◆ The problem: Transcribe all of the records precisely as they are presented.

◆ Recorded data:
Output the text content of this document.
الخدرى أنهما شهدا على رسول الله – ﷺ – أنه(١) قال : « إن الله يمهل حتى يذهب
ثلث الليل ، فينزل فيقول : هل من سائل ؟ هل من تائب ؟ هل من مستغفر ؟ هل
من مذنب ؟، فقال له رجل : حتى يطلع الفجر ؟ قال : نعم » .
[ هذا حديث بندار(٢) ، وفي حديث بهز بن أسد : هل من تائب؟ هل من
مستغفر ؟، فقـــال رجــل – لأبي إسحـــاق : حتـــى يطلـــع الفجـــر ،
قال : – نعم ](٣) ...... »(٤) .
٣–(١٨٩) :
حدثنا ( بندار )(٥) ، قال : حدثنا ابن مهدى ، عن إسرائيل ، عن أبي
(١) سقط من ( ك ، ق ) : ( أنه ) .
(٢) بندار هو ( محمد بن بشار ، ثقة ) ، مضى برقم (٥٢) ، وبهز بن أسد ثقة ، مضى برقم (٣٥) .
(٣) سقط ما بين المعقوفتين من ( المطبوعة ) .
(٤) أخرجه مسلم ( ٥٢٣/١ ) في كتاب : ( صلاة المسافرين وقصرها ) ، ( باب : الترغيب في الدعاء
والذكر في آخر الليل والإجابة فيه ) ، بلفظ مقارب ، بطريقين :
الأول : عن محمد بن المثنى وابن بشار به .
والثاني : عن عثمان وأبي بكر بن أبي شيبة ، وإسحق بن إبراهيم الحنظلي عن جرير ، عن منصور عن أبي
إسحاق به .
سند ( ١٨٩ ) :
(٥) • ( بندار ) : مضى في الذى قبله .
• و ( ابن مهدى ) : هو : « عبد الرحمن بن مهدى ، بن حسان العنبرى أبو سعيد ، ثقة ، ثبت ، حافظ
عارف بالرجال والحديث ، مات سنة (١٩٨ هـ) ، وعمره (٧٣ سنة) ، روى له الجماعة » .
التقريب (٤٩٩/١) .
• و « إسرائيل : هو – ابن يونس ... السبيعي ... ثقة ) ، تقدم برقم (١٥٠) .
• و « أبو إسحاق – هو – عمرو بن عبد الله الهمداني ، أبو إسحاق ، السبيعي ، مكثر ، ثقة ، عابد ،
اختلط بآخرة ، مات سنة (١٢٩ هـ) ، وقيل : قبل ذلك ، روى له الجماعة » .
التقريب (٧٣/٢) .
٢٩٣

◆ Exercise result:
Output the text content of this document.
الخدرى أنهما شهدا على رسول الله – ﷺ – أنه(١) قال : « إن الله يمهل حتى يذهب
ثلث الليل ، فينزل فيقول : هل من سائل ؟ هل من تائب ؟ هل من مستغفر ؟ هل
من مذنب ؟، فقال له رجل : حتى يطلع الفجر ؟ قال : نعم » .
[ هذا حديث بندار(٢) ، وفي حديث بهز بن أسد : هل من تائب؟ هل من
مستغفر ؟، فقـــال رجــل – لأبي إسحـــاق : حتـــى يطلـــع الفجـــر ،
قال : – نعم ](٣) ...... »(٤) .
٣–(١٨٩) :
حدثنا ( بندار )(٥) ، قال : حدثنا ابن مهدى ، عن إسرائيل ، عن أبي
(١) سقط من ( ك ، ق ) : ( أنه ) .
(٢) بندار هو ( محمد بن بشار ، ثقة ) ، مضى برقم (٥٢) ، وبهز بن أسد ثقة ، مضى برقم (٣٥) .
(٣) سقط ما بين المعقوفتين من ( المطبوعة ) .
(٤) أخرجه مسلم ( ٥٢٣/١ ) في كتاب : ( صلاة المسافرين وقصرها ) ، ( باب : الترغيب في الدعاء
والذكر في آخر الليل والإجابة فيه ) ، بلفظ مقارب ، بطريقين :
الأول : عن محمد بن المثنى وابن بشار به .
والثاني : عن عثمان وأبي بكر بن أبي شيبة ، وإسحق بن إبراهيم الحنظلي عن جرير ، عن منصور عن أبي
إسحاق به .
سند ( ١٨٩ ) :
(٥) • ( بندار ) : مضى في الذى قبله .
• و ( ابن مهدى ) : هو : « عبد الرحمن بن مهدى ، بن حسان العنبرى أبو سعيد ، ثقة ، ثبت ، حافظ
عارف بالرجال والحديث ، مات سنة (١٩٨ هـ) ، وعمره (٧٣ سنة) ، روى له الجماعة » .
التقريب (٤٩٩/١) .
• و « إسرائيل : هو – ابن يونس ... السبيعي ... ثقة ) ، تقدم برقم (١٥٠) .
• و « أبو إسحاق – هو – عمرو بن عبد الله الهمداني ، أبو إسحاق ، السبيعي ، مكثر ، ثقة ، عابد ،
اختلط بآخرة ، مات سنة (١٢٩ هـ) ، وقيل : قبل ذلك ، روى له الجماعة » .
التقريب (٧٣/٢) .
٢٩٣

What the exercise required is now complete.